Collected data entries
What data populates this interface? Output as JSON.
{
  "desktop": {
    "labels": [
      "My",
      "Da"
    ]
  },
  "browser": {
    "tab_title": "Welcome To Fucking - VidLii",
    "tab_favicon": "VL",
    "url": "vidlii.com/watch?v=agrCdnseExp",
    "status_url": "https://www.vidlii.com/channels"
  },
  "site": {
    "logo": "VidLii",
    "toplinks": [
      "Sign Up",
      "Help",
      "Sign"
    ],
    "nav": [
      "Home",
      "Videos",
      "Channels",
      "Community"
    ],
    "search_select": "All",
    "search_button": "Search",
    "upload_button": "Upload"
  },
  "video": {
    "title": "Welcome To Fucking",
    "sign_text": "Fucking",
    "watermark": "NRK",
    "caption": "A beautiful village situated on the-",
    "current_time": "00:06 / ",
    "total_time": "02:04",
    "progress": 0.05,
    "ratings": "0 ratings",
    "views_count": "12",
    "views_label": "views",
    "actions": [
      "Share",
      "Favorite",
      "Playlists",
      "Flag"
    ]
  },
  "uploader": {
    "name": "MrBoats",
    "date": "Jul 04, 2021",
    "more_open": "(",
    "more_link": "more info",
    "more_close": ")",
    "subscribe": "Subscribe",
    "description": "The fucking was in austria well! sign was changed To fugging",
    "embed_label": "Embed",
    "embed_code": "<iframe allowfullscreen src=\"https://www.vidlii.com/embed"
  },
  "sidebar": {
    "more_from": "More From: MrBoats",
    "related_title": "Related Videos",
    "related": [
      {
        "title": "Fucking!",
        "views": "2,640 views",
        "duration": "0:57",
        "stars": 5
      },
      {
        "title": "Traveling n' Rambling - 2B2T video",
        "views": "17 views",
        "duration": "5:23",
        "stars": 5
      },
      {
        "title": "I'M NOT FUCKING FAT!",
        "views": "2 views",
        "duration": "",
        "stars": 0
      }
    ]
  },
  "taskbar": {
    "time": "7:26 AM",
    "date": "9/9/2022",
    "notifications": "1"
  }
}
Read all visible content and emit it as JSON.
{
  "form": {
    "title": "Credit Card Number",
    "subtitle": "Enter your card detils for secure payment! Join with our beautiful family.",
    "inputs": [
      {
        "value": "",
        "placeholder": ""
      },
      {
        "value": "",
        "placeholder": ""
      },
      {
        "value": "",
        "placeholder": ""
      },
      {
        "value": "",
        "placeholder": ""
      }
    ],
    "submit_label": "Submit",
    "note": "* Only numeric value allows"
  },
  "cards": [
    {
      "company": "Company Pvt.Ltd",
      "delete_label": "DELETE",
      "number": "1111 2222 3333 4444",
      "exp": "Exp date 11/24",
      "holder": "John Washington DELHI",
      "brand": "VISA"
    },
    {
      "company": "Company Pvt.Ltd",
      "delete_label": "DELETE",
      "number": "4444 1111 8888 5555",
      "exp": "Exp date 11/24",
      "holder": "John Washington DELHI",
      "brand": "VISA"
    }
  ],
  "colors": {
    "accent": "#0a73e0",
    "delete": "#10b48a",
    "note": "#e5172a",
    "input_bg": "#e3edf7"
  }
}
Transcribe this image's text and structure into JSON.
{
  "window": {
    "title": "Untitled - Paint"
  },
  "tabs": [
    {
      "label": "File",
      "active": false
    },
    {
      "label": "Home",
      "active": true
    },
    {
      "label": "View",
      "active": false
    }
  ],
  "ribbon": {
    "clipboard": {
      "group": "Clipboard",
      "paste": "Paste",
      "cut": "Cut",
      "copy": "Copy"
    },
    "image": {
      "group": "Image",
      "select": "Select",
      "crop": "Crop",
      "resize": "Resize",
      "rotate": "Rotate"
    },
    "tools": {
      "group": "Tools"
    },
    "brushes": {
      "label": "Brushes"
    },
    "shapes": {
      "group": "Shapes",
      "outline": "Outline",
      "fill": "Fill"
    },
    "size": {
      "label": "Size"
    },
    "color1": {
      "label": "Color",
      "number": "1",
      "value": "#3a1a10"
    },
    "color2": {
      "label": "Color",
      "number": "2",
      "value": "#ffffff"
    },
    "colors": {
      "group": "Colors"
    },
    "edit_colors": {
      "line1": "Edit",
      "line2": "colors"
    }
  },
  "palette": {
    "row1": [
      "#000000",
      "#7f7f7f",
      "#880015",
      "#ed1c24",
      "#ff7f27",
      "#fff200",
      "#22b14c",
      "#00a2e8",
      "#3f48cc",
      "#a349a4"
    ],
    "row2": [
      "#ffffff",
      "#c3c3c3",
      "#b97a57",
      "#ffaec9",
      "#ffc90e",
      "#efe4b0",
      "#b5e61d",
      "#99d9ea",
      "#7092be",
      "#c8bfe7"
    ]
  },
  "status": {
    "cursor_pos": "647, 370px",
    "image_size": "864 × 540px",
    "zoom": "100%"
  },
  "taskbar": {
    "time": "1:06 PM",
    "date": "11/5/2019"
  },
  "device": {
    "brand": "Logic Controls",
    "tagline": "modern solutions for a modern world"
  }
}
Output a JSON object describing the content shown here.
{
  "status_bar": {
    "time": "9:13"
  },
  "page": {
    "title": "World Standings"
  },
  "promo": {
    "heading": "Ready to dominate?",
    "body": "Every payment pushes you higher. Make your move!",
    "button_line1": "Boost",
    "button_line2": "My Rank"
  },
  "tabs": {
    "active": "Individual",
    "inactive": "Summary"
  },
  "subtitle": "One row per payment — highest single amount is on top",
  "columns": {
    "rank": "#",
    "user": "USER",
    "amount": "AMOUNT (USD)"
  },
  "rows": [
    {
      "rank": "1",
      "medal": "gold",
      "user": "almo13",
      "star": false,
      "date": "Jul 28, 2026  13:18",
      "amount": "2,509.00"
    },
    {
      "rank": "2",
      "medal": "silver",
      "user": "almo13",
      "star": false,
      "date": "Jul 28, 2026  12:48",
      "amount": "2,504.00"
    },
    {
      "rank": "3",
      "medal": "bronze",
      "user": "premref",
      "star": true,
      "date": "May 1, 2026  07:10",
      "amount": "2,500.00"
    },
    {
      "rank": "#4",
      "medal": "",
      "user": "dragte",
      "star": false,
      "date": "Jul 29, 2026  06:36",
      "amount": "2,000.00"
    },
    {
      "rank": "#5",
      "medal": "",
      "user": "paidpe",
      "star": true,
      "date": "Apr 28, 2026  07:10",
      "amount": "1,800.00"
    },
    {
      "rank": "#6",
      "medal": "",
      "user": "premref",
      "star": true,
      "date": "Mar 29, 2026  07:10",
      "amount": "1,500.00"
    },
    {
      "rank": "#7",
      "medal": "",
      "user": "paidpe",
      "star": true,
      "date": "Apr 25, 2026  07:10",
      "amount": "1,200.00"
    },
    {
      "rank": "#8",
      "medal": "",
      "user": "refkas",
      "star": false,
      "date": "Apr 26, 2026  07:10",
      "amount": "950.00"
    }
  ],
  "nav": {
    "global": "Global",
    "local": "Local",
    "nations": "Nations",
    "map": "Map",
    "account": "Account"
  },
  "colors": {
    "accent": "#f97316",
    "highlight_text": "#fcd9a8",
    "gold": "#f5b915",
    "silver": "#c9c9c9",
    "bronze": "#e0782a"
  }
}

## TASK OBJECTIVE:
Above are the records. Copy every line in them holding "subtitle".

## EXERCISE SOLUTION:
    "subtitle": "Enter your card detils for secure payment! Join with our beautiful family.",
  "subtitle": "One row per payment — highest single amount is on top",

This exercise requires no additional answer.